• **Do this**:
Output a single figure: the number of lines in which the word "frac" appears.

• **Dataset excerpts**:

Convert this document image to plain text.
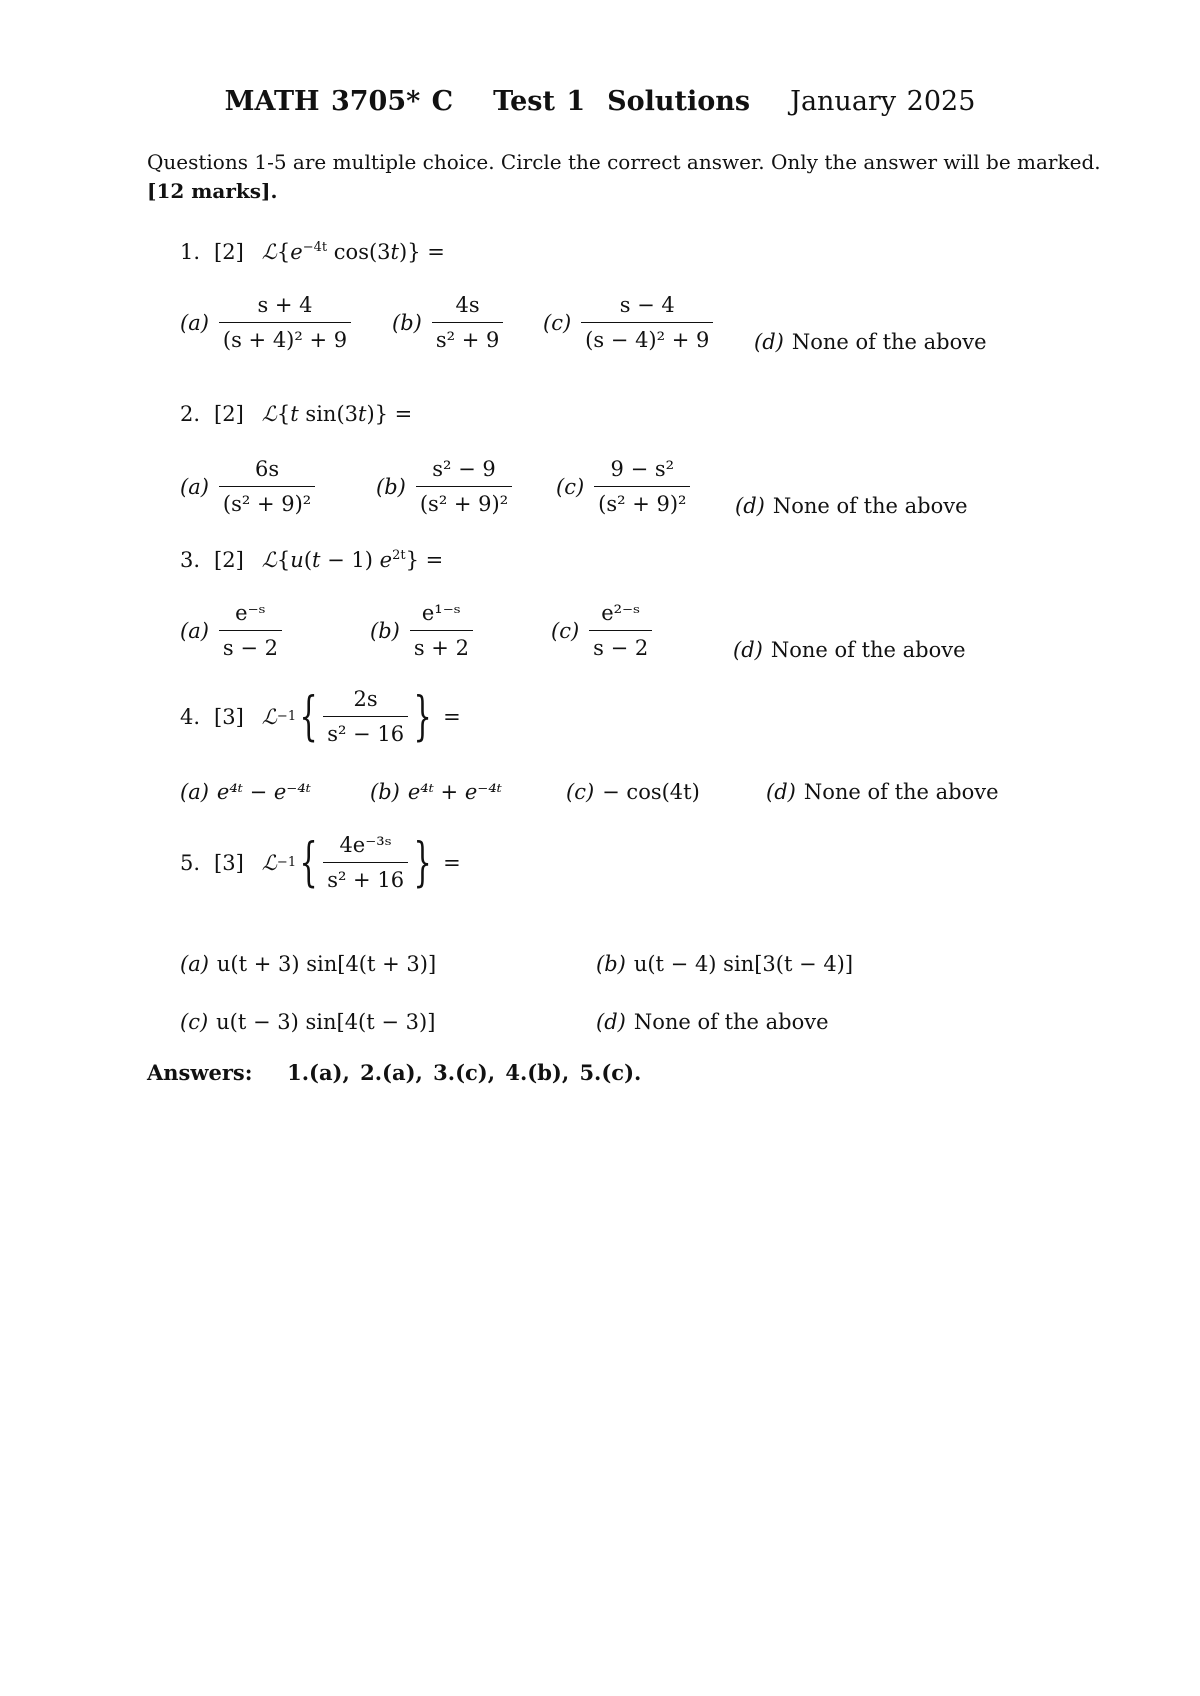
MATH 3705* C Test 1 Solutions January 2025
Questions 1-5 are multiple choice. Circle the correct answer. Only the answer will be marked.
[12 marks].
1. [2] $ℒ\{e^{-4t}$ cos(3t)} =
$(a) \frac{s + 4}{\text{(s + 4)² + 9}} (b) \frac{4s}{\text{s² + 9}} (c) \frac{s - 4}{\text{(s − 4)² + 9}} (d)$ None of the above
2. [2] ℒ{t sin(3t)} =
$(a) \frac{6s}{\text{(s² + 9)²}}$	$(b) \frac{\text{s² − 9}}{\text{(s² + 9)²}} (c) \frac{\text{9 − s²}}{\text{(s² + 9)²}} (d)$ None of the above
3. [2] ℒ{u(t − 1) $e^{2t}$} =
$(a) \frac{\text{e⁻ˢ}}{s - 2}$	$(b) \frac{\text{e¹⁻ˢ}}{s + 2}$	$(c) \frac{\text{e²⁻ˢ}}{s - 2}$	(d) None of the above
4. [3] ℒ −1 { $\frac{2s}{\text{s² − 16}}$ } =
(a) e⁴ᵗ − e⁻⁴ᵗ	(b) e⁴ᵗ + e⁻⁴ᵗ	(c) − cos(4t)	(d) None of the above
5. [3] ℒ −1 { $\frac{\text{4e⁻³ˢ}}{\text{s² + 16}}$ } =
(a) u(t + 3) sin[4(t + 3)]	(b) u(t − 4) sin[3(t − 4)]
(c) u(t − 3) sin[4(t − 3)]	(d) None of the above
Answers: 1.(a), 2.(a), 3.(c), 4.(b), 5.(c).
---
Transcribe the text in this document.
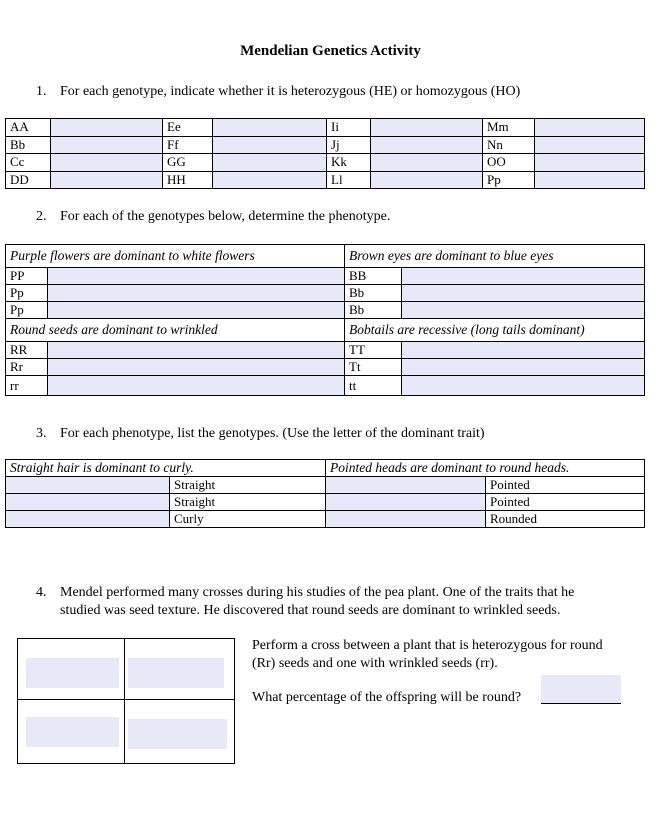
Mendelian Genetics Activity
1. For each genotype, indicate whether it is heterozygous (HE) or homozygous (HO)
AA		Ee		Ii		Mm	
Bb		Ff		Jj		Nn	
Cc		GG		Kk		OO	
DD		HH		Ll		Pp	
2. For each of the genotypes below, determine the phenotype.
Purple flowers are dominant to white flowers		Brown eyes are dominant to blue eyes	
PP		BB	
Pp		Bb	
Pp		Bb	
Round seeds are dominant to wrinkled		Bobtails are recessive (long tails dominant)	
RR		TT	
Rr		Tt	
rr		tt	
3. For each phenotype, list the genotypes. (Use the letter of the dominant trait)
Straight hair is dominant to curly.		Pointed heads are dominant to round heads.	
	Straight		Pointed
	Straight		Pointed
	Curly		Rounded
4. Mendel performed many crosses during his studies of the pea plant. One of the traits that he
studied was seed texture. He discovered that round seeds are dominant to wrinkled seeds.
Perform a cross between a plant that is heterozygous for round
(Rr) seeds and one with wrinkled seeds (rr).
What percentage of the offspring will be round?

• **Answer below**:
5